#### [Problem statement]
Write out the listing beneath this instruction in its entirety, exactly as it reads.

#### [Records supplied]
☆ ☆ ☆ ☆ ☆ ☆ ☆
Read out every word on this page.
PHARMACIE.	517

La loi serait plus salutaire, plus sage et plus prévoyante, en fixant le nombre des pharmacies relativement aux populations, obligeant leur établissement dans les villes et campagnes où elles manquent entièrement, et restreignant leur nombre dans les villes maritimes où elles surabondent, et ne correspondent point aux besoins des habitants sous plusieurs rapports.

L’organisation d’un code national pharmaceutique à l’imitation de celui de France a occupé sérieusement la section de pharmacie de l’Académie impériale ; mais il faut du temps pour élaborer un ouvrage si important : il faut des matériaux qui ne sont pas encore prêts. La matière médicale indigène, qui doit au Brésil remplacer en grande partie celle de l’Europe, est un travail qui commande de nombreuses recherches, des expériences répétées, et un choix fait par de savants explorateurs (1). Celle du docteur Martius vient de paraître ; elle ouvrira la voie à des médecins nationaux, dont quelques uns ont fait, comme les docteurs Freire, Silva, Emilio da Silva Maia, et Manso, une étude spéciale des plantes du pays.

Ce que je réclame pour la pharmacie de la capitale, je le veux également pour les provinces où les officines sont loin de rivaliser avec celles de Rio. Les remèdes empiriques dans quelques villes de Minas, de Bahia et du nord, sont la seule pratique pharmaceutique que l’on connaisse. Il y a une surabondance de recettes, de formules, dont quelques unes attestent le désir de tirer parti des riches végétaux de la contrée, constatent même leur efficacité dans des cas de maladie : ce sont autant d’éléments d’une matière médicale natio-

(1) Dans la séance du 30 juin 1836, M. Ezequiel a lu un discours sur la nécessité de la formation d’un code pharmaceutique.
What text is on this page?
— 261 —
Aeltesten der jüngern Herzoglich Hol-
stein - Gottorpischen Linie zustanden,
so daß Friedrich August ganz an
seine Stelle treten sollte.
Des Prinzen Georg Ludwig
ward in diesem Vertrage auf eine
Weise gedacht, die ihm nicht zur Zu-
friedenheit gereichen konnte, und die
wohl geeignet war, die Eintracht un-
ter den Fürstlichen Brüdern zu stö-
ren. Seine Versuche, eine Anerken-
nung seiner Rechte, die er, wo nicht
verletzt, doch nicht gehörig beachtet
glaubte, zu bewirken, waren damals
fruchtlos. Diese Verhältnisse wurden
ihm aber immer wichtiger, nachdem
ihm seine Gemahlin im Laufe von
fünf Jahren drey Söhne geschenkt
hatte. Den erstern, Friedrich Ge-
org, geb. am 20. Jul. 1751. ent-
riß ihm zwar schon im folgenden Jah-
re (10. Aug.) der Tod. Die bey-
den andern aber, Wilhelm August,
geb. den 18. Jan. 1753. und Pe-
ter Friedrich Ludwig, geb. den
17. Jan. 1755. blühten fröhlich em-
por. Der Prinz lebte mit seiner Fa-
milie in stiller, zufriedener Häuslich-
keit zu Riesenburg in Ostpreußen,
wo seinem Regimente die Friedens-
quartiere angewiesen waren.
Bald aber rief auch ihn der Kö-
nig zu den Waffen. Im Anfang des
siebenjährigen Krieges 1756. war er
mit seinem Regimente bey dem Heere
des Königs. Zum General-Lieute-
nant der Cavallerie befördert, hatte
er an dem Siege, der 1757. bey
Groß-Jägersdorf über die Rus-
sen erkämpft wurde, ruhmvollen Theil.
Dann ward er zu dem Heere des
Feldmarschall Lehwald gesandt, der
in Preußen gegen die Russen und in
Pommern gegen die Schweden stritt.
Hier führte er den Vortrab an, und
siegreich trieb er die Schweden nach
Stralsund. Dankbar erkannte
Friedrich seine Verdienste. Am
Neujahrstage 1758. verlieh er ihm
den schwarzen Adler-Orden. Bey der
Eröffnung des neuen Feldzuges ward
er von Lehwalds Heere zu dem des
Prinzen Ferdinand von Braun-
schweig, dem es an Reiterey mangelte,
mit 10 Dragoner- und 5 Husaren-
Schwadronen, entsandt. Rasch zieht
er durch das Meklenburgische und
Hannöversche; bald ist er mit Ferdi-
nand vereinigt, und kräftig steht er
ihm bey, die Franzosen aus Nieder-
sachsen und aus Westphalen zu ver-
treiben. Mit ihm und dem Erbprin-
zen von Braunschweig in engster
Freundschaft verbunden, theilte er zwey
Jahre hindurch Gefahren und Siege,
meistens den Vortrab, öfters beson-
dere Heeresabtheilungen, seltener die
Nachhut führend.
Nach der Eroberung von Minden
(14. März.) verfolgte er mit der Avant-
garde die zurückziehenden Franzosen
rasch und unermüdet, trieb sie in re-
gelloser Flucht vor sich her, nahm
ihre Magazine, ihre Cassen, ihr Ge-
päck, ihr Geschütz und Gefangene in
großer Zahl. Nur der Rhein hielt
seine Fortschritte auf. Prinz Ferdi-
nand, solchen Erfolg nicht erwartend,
☆ ☆ ☆ ☆ ☆ ☆ ☆
#### [Answer to this task]
Read out every word on this page.
PHARMACIE.	517

La loi serait plus salutaire, plus sage et plus prévoyante, en fixant le nombre des pharmacies relativement aux populations, obligeant leur établissement dans les villes et campagnes où elles manquent entièrement, et restreignant leur nombre dans les villes maritimes où elles surabondent, et ne correspondent point aux besoins des habitants sous plusieurs rapports.

L’organisation d’un code national pharmaceutique à l’imitation de celui de France a occupé sérieusement la section de pharmacie de l’Académie impériale ; mais il faut du temps pour élaborer un ouvrage si important : il faut des matériaux qui ne sont pas encore prêts. La matière médicale indigène, qui doit au Brésil remplacer en grande partie celle de l’Europe, est un travail qui commande de nombreuses recherches, des expériences répétées, et un choix fait par de savants explorateurs (1). Celle du docteur Martius vient de paraître ; elle ouvrira la voie à des médecins nationaux, dont quelques uns ont fait, comme les docteurs Freire, Silva, Emilio da Silva Maia, et Manso, une étude spéciale des plantes du pays.

Ce que je réclame pour la pharmacie de la capitale, je le veux également pour les provinces où les officines sont loin de rivaliser avec celles de Rio. Les remèdes empiriques dans quelques villes de Minas, de Bahia et du nord, sont la seule pratique pharmaceutique que l’on connaisse. Il y a une surabondance de recettes, de formules, dont quelques unes attestent le désir de tirer parti des riches végétaux de la contrée, constatent même leur efficacité dans des cas de maladie : ce sont autant d’éléments d’une matière médicale natio-

(1) Dans la séance du 30 juin 1836, M. Ezequiel a lu un discours sur la nécessité de la formation d’un code pharmaceutique.
What text is on this page?
— 261 —
Aeltesten der jüngern Herzoglich Hol-
stein - Gottorpischen Linie zustanden,
so daß Friedrich August ganz an
seine Stelle treten sollte.
Des Prinzen Georg Ludwig
ward in diesem Vertrage auf eine
Weise gedacht, die ihm nicht zur Zu-
friedenheit gereichen konnte, und die
wohl geeignet war, die Eintracht un-
ter den Fürstlichen Brüdern zu stö-
ren. Seine Versuche, eine Anerken-
nung seiner Rechte, die er, wo nicht
verletzt, doch nicht gehörig beachtet
glaubte, zu bewirken, waren damals
fruchtlos. Diese Verhältnisse wurden
ihm aber immer wichtiger, nachdem
ihm seine Gemahlin im Laufe von
fünf Jahren drey Söhne geschenkt
hatte. Den erstern, Friedrich Ge-
org, geb. am 20. Jul. 1751. ent-
riß ihm zwar schon im folgenden Jah-
re (10. Aug.) der Tod. Die bey-
den andern aber, Wilhelm August,
geb. den 18. Jan. 1753. und Pe-
ter Friedrich Ludwig, geb. den
17. Jan. 1755. blühten fröhlich em-
por. Der Prinz lebte mit seiner Fa-
milie in stiller, zufriedener Häuslich-
keit zu Riesenburg in Ostpreußen,
wo seinem Regimente die Friedens-
quartiere angewiesen waren.
Bald aber rief auch ihn der Kö-
nig zu den Waffen. Im Anfang des
siebenjährigen Krieges 1756. war er
mit seinem Regimente bey dem Heere
des Königs. Zum General-Lieute-
nant der Cavallerie befördert, hatte
er an dem Siege, der 1757. bey
Groß-Jägersdorf über die Rus-
sen erkämpft wurde, ruhmvollen Theil.
Dann ward er zu dem Heere des
Feldmarschall Lehwald gesandt, der
in Preußen gegen die Russen und in
Pommern gegen die Schweden stritt.
Hier führte er den Vortrab an, und
siegreich trieb er die Schweden nach
Stralsund. Dankbar erkannte
Friedrich seine Verdienste. Am
Neujahrstage 1758. verlieh er ihm
den schwarzen Adler-Orden. Bey der
Eröffnung des neuen Feldzuges ward
er von Lehwalds Heere zu dem des
Prinzen Ferdinand von Braun-
schweig, dem es an Reiterey mangelte,
mit 10 Dragoner- und 5 Husaren-
Schwadronen, entsandt. Rasch zieht
er durch das Meklenburgische und
Hannöversche; bald ist er mit Ferdi-
nand vereinigt, und kräftig steht er
ihm bey, die Franzosen aus Nieder-
sachsen und aus Westphalen zu ver-
treiben. Mit ihm und dem Erbprin-
zen von Braunschweig in engster
Freundschaft verbunden, theilte er zwey
Jahre hindurch Gefahren und Siege,
meistens den Vortrab, öfters beson-
dere Heeresabtheilungen, seltener die
Nachhut führend.
Nach der Eroberung von Minden
(14. März.) verfolgte er mit der Avant-
garde die zurückziehenden Franzosen
rasch und unermüdet, trieb sie in re-
gelloser Flucht vor sich her, nahm
ihre Magazine, ihre Cassen, ihr Ge-
päck, ihr Geschütz und Gefangene in
großer Zahl. Nur der Rhein hielt
seine Fortschritte auf. Prinz Ferdi-
nand, solchen Erfolg nicht erwartend,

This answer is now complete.